Task statement.
Copy every line from the one containing "Parse this screenshot: output" through the last line of the records below, both included, and nothing else.

Supplied entries.
────────────────────

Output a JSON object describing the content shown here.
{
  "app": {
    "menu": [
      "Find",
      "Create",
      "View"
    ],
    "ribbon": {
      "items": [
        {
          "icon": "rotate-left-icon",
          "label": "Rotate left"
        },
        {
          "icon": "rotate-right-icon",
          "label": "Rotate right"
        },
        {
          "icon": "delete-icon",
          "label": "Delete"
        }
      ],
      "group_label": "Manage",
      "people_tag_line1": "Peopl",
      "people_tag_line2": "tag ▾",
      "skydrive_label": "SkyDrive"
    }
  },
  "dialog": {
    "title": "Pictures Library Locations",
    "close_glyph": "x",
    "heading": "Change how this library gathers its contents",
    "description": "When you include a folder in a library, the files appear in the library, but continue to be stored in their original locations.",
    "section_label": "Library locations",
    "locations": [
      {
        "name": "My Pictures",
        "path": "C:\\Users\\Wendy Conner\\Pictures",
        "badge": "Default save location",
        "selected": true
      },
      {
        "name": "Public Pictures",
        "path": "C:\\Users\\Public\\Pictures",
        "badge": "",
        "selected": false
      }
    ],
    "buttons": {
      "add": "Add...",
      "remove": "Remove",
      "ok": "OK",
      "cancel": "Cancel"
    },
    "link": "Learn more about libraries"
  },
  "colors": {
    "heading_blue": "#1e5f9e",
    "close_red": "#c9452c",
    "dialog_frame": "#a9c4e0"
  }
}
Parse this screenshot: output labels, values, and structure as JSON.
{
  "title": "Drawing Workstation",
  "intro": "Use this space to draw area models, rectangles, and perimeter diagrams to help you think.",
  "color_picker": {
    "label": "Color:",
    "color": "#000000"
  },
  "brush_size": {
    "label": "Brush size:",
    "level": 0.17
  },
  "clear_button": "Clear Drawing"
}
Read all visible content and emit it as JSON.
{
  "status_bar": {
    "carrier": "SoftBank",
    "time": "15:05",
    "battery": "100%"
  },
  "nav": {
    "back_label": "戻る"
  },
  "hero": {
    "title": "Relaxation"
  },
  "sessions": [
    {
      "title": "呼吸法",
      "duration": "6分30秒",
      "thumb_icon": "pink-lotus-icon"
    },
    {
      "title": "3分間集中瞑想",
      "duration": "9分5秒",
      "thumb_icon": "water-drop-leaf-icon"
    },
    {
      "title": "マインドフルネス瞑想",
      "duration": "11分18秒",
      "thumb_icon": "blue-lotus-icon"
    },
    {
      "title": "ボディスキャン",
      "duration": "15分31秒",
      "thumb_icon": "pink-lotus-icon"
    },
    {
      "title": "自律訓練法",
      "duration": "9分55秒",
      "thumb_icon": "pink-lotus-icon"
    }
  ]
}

────────────────────

Written solution.
Parse this screenshot: output labels, values, and structure as JSON.
{
  "title": "Drawing Workstation",
  "intro": "Use this space to draw area models, rectangles, and perimeter diagrams to help you think.",
  "color_picker": {
    "label": "Color:",
    "color": "#000000"
  },
  "brush_size": {
    "label": "Brush size:",
    "level": 0.17
  },
  "clear_button": "Clear Drawing"
}
Read all visible content and emit it as JSON.
{
  "status_bar": {
    "carrier": "SoftBank",
    "time": "15:05",
    "battery": "100%"
  },
  "nav": {
    "back_label": "戻る"
  },
  "hero": {
    "title": "Relaxation"
  },
  "sessions": [
    {
      "title": "呼吸法",
      "duration": "6分30秒",
      "thumb_icon": "pink-lotus-icon"
    },
    {
      "title": "3分間集中瞑想",
      "duration": "9分5秒",
      "thumb_icon": "water-drop-leaf-icon"
    },
    {
      "title": "マインドフルネス瞑想",
      "duration": "11分18秒",
      "thumb_icon": "blue-lotus-icon"
    },
    {
      "title": "ボディスキャン",
      "duration": "15分31秒",
      "thumb_icon": "pink-lotus-icon"
    },
    {
      "title": "自律訓練法",
      "duration": "9分55秒",
      "thumb_icon": "pink-lotus-icon"
    }
  ]
}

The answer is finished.